Copy the records below exactly as they are written.

(Records that describe figures)
===============

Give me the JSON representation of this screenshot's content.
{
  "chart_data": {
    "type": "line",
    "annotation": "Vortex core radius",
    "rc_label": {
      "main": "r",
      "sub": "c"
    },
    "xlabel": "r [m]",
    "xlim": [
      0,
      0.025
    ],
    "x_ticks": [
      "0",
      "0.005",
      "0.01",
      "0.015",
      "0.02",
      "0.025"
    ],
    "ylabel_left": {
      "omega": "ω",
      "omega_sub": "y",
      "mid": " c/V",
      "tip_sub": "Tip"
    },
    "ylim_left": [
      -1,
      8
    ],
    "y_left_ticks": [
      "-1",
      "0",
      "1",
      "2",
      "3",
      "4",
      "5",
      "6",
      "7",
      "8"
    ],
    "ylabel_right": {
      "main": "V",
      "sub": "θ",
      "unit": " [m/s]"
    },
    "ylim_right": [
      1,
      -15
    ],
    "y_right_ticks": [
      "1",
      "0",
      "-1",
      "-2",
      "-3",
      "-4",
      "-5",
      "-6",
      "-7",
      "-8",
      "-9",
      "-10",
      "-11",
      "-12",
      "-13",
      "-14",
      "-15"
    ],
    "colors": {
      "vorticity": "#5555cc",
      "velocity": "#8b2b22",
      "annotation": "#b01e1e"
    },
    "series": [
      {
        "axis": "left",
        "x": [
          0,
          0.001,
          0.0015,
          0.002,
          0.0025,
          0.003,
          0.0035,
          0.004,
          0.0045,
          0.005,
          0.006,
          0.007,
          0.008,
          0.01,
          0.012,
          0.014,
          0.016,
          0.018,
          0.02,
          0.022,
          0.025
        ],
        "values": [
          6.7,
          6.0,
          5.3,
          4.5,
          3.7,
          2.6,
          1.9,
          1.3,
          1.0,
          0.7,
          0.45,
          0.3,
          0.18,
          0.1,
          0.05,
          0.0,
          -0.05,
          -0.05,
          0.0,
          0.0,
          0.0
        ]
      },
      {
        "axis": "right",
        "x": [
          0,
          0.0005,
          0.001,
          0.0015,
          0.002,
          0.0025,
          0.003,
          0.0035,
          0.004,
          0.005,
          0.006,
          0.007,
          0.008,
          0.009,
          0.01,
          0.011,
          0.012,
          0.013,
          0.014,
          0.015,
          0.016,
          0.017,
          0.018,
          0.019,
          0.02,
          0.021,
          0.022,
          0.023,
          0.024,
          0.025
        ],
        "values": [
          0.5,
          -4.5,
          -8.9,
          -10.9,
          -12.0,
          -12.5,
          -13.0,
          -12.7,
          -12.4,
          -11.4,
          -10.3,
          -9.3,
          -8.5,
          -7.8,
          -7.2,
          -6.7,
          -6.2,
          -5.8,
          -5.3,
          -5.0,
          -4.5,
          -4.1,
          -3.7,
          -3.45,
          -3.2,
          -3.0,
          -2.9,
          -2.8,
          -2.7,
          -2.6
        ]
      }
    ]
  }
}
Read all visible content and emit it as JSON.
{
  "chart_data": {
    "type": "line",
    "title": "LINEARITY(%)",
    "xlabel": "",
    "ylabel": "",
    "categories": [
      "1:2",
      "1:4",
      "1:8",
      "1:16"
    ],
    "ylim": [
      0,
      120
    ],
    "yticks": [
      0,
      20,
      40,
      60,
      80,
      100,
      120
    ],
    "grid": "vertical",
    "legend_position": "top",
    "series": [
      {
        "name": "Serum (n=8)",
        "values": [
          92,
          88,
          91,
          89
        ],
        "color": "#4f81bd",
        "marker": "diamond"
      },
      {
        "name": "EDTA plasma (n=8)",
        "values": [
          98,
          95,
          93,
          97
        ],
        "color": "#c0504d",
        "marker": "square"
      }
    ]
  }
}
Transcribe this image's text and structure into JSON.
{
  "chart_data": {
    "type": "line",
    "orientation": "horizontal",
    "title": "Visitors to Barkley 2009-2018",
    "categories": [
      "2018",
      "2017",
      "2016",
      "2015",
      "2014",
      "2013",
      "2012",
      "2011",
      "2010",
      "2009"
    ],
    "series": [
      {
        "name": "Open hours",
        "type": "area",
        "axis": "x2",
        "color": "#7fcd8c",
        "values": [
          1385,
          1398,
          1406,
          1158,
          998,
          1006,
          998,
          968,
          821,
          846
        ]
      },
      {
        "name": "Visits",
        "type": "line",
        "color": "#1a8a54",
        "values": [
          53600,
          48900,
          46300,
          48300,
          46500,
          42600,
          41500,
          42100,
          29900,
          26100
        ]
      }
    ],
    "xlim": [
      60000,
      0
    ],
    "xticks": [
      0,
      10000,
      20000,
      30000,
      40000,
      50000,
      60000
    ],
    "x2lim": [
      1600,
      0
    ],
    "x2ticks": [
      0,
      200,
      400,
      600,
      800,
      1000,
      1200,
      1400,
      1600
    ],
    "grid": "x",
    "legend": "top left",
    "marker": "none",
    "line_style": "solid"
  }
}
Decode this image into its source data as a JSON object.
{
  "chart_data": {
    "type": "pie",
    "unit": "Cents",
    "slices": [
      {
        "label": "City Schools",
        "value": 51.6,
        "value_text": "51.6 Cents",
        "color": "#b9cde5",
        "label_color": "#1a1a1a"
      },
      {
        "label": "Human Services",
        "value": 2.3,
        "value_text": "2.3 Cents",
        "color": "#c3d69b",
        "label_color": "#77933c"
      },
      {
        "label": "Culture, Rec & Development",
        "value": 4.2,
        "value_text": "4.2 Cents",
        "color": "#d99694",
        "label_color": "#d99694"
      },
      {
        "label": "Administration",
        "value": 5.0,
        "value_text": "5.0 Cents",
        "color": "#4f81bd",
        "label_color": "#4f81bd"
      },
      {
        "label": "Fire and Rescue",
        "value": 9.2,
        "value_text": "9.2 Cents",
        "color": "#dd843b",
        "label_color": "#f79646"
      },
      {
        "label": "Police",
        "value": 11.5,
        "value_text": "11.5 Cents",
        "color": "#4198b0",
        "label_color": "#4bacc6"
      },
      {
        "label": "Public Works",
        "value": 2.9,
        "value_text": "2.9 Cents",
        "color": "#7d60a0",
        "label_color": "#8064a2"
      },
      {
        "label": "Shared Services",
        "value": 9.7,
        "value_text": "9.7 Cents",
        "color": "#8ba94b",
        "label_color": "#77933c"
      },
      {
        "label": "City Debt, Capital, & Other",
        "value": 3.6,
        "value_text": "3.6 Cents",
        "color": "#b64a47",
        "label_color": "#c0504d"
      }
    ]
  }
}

===============

- _CORRECT RESPONSE_
Give me the JSON representation of this screenshot's content.
{
  "chart_data": {
    "type": "line",
    "annotation": "Vortex core radius",
    "rc_label": {
      "main": "r",
      "sub": "c"
    },
    "xlabel": "r [m]",
    "xlim": [
      0,
      0.025
    ],
    "x_ticks": [
      "0",
      "0.005",
      "0.01",
      "0.015",
      "0.02",
      "0.025"
    ],
    "ylabel_left": {
      "omega": "ω",
      "omega_sub": "y",
      "mid": " c/V",
      "tip_sub": "Tip"
    },
    "ylim_left": [
      -1,
      8
    ],
    "y_left_ticks": [
      "-1",
      "0",
      "1",
      "2",
      "3",
      "4",
      "5",
      "6",
      "7",
      "8"
    ],
    "ylabel_right": {
      "main": "V",
      "sub": "θ",
      "unit": " [m/s]"
    },
    "ylim_right": [
      1,
      -15
    ],
    "y_right_ticks": [
      "1",
      "0",
      "-1",
      "-2",
      "-3",
      "-4",
      "-5",
      "-6",
      "-7",
      "-8",
      "-9",
      "-10",
      "-11",
      "-12",
      "-13",
      "-14",
      "-15"
    ],
    "colors": {
      "vorticity": "#5555cc",
      "velocity": "#8b2b22",
      "annotation": "#b01e1e"
    },
    "series": [
      {
        "axis": "left",
        "x": [
          0,
          0.001,
          0.0015,
          0.002,
          0.0025,
          0.003,
          0.0035,
          0.004,
          0.0045,
          0.005,
          0.006,
          0.007,
          0.008,
          0.01,
          0.012,
          0.014,
          0.016,
          0.018,
          0.02,
          0.022,
          0.025
        ],
        "values": [
          6.7,
          6.0,
          5.3,
          4.5,
          3.7,
          2.6,
          1.9,
          1.3,
          1.0,
          0.7,
          0.45,
          0.3,
          0.18,
          0.1,
          0.05,
          0.0,
          -0.05,
          -0.05,
          0.0,
          0.0,
          0.0
        ]
      },
      {
        "axis": "right",
        "x": [
          0,
          0.0005,
          0.001,
          0.0015,
          0.002,
          0.0025,
          0.003,
          0.0035,
          0.004,
          0.005,
          0.006,
          0.007,
          0.008,
          0.009,
          0.01,
          0.011,
          0.012,
          0.013,
          0.014,
          0.015,
          0.016,
          0.017,
          0.018,
          0.019,
          0.02,
          0.021,
          0.022,
          0.023,
          0.024,
          0.025
        ],
        "values": [
          0.5,
          -4.5,
          -8.9,
          -10.9,
          -12.0,
          -12.5,
          -13.0,
          -12.7,
          -12.4,
          -11.4,
          -10.3,
          -9.3,
          -8.5,
          -7.8,
          -7.2,
          -6.7,
          -6.2,
          -5.8,
          -5.3,
          -5.0,
          -4.5,
          -4.1,
          -3.7,
          -3.45,
          -3.2,
          -3.0,
          -2.9,
          -2.8,
          -2.7,
          -2.6
        ]
      }
    ]
  }
}
Read all visible content and emit it as JSON.
{
  "chart_data": {
    "type": "line",
    "title": "LINEARITY(%)",
    "xlabel": "",
    "ylabel": "",
    "categories": [
      "1:2",
      "1:4",
      "1:8",
      "1:16"
    ],
    "ylim": [
      0,
      120
    ],
    "yticks": [
      0,
      20,
      40,
      60,
      80,
      100,
      120
    ],
    "grid": "vertical",
    "legend_position": "top",
    "series": [
      {
        "name": "Serum (n=8)",
        "values": [
          92,
          88,
          91,
          89
        ],
        "color": "#4f81bd",
        "marker": "diamond"
      },
      {
        "name": "EDTA plasma (n=8)",
        "values": [
          98,
          95,
          93,
          97
        ],
        "color": "#c0504d",
        "marker": "square"
      }
    ]
  }
}
Transcribe this image's text and structure into JSON.
{
  "chart_data": {
    "type": "line",
    "orientation": "horizontal",
    "title": "Visitors to Barkley 2009-2018",
    "categories": [
      "2018",
      "2017",
      "2016",
      "2015",
      "2014",
      "2013",
      "2012",
      "2011",
      "2010",
      "2009"
    ],
    "series": [
      {
        "name": "Open hours",
        "type": "area",
        "axis": "x2",
        "color": "#7fcd8c",
        "values": [
          1385,
          1398,
          1406,
          1158,
          998,
          1006,
          998,
          968,
          821,
          846
        ]
      },
      {
        "name": "Visits",
        "type": "line",
        "color": "#1a8a54",
        "values": [
          53600,
          48900,
          46300,
          48300,
          46500,
          42600,
          41500,
          42100,
          29900,
          26100
        ]
      }
    ],
    "xlim": [
      60000,
      0
    ],
    "xticks": [
      0,
      10000,
      20000,
      30000,
      40000,
      50000,
      60000
    ],
    "x2lim": [
      1600,
      0
    ],
    "x2ticks": [
      0,
      200,
      400,
      600,
      800,
      1000,
      1200,
      1400,
      1600
    ],
    "grid": "x",
    "legend": "top left",
    "marker": "none",
    "line_style": "solid"
  }
}
Decode this image into its source data as a JSON object.
{
  "chart_data": {
    "type": "pie",
    "unit": "Cents",
    "slices": [
      {
        "label": "City Schools",
        "value": 51.6,
        "value_text": "51.6 Cents",
        "color": "#b9cde5",
        "label_color": "#1a1a1a"
      },
      {
        "label": "Human Services",
        "value": 2.3,
        "value_text": "2.3 Cents",
        "color": "#c3d69b",
        "label_color": "#77933c"
      },
      {
        "label": "Culture, Rec & Development",
        "value": 4.2,
        "value_text": "4.2 Cents",
        "color": "#d99694",
        "label_color": "#d99694"
      },
      {
        "label": "Administration",
        "value": 5.0,
        "value_text": "5.0 Cents",
        "color": "#4f81bd",
        "label_color": "#4f81bd"
      },
      {
        "label": "Fire and Rescue",
        "value": 9.2,
        "value_text": "9.2 Cents",
        "color": "#dd843b",
        "label_color": "#f79646"
      },
      {
        "label": "Police",
        "value": 11.5,
        "value_text": "11.5 Cents",
        "color": "#4198b0",
        "label_color": "#4bacc6"
      },
      {
        "label": "Public Works",
        "value": 2.9,
        "value_text": "2.9 Cents",
        "color": "#7d60a0",
        "label_color": "#8064a2"
      },
      {
        "label": "Shared Services",
        "value": 9.7,
        "value_text": "9.7 Cents",
        "color": "#8ba94b",
        "label_color": "#77933c"
      },
      {
        "label": "City Debt, Capital, & Other",
        "value": 3.6,
        "value_text": "3.6 Cents",
        "color": "#b64a47",
        "label_color": "#c0504d"
      }
    ]
  }
}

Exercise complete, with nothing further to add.